#### TEXT

The Stages of the Lifecycle
1.1. The Stages of the Lifecycle#
Figure 1.1 shows the data science lifecycle. The lifecycle is divided into four stages: Ask a Question, Obtain Data, Understand the Data, and Understand the World. We’ve purposefully made these stages broad. In our experience, the mechanics of the lifecycle change frequently. Computer scientists and statisticians continue to build new software packages and programming languages for working with data, and they develop new methodologies that are more specialized. Despite these changes, we’ve found that almost every data project consists of these four stages:
- Ask a Question
Asking good questions is at the heart of data science, and recognizing different kinds of questions guides us in our analyses. We cover four categories of questions: descriptive, exploratory, inferential, and predictive. For example, “How have house prices changed over time?” is descriptive in nature, whereas “Which aspects of houses are related to sale price?” is exploratory. Narrowing down a broad question into one that can be answered with data is a key element of this first stage in the lifecycle. It can involve consulting the people participating in a study, figuring out how to measure something, and designing data collection protocols. A clear and focused research question helps us determine the data we need, the patterns to look for, and how to interpret results. It can also help us refine our question, recognize the type of question being asked, and plan the data collection phase of the lifecycle.

########
#### AVAILABLE RECORDS

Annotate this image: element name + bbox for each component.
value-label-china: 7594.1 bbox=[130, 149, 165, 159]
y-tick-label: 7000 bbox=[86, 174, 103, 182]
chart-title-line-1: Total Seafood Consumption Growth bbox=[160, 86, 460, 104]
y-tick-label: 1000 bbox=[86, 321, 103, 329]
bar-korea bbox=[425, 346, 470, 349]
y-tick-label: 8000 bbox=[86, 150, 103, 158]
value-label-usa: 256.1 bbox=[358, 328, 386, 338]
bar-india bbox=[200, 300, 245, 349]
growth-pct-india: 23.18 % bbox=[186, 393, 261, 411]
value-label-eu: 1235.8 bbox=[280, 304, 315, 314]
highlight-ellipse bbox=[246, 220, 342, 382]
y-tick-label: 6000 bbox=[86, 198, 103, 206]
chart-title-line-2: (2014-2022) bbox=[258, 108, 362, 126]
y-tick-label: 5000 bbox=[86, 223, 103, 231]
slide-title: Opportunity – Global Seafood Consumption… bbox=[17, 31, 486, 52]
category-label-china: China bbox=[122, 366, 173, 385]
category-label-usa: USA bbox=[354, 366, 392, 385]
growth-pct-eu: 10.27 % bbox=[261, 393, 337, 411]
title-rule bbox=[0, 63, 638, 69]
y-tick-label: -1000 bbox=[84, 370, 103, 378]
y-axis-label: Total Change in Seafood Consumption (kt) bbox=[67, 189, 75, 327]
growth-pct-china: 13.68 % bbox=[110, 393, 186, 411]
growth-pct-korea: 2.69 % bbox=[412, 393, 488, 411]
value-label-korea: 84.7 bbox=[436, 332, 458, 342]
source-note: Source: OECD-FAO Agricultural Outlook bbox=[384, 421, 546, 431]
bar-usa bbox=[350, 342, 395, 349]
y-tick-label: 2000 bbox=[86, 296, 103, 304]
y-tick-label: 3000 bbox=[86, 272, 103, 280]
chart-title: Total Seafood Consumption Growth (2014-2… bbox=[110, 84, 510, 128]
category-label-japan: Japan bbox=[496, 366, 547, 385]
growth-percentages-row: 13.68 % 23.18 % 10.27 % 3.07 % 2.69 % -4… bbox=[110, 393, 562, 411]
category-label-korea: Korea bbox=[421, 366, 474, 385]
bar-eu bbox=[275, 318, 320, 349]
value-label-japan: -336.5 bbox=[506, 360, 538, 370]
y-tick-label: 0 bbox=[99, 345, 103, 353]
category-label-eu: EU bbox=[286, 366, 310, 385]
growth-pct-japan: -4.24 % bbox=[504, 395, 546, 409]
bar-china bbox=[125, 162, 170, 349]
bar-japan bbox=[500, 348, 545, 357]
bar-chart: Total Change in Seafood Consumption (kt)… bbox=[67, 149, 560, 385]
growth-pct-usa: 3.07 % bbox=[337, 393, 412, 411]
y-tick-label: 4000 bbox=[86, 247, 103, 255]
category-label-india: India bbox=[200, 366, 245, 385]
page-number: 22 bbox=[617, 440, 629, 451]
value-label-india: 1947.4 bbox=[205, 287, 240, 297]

########
#### AVAILABLE RECORDS

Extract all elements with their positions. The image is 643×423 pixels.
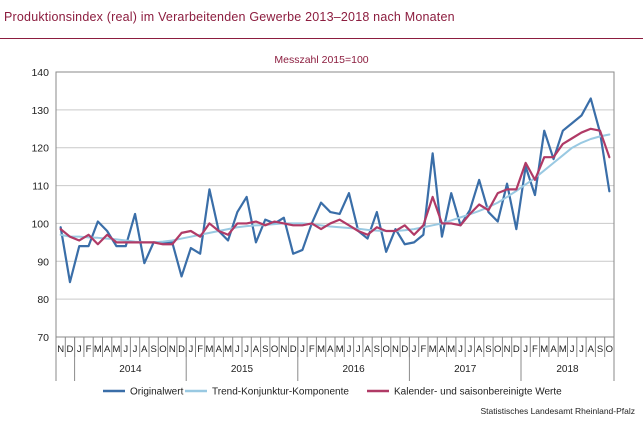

########

**PROBLEM SET**
1 – Please lay out, as a JSON list of strings with one string per line and any blank lines left out, the rows that begin with the line containing "Annotate this image: element" and end with the line containing "value-label-usa: 256.1 bbox=[358, 328, 386, 338]".
2 – Proceed with the passage on the data science lifecycle, picking up after its last sentence.

**RESULTS IN ORDER**
1 –
[
  "Annotate this image: element name + bbox for each component.",
  "value-label-china: 7594.1 bbox=[130, 149, 165, 159]",
  "y-tick-label: 7000 bbox=[86, 174, 103, 182]",
  "chart-title-line-1: Total Seafood Consumption Growth bbox=[160, 86, 460, 104]",
  "y-tick-label: 1000 bbox=[86, 321, 103, 329]",
  "bar-korea bbox=[425, 346, 470, 349]",
  "y-tick-label: 8000 bbox=[86, 150, 103, 158]",
  "value-label-usa: 256.1 bbox=[358, 328, 386, 338]"
]

2 –
- Obtain Data
When data are expensive and hard to gather and when our goal is to generalize from the data to the world, we aim to define precise protocols for collecting the data. Other times, data are cheap and easily accessed. This is especially true for online data sources. For example, Twitter lets people quickly download millions of data points. When data are plentiful, we can start an analysis by obtaining and exploring the data, and then honing a research question. In both situations, most data have missing or unusual values and other anomalies that we need to account for. No matter the source, we need to check the data quality. Considering the scope of the data is equally important; for example, we identify how representative the data are and look for potential sources of bias in the collection process. These considerations help us determine how much faith we can place in our findings. And, typically, we must manipulate the data before we can analyze it more formally. We may need to modify structure, clean data values, and transform measurements to prepare for analysis.
- Understand the Data
After obtaining and preparing data, we want to carefully examine them, and exploratory data analysis is often key. In our explorations, we make plots to uncover interesting patterns and summarize the data visually. We also continue to look for problems with the data. As we search for patterns and trends, we use summary statistics and build statistical models, like linear and logistic regression. In our experience, this stage of the lifecycle is highly iterative. Understanding the data can also lead us back to earlier stages in the data science lifecycle. We may find that we need to modify or redo the data cleaning and manipulation, acquire more data to supplement our analysis, or refine our research question given the limitations of the data. The descriptive and exploratory analyses that we carry out in this stage may adequately answer our question, or we may need to go on to the next stage in order to make generalizations beyond our data.
- Understand the World
When our goals are purely descriptive or exploratory, the analysis ends at the Understand the Data stage of the lifecycle. At other times, we aim to quantify how well the trends we find generalize beyond our data. We may want to use a model that we have fit to our data to make inferences about the world or give predictions for future observations. To draw inferences from a sample to a population, we use statistical techniques like A/B testing and confidence intervals. And to make predictions for future observations, we create prediction intervals and use train-test splits of the data.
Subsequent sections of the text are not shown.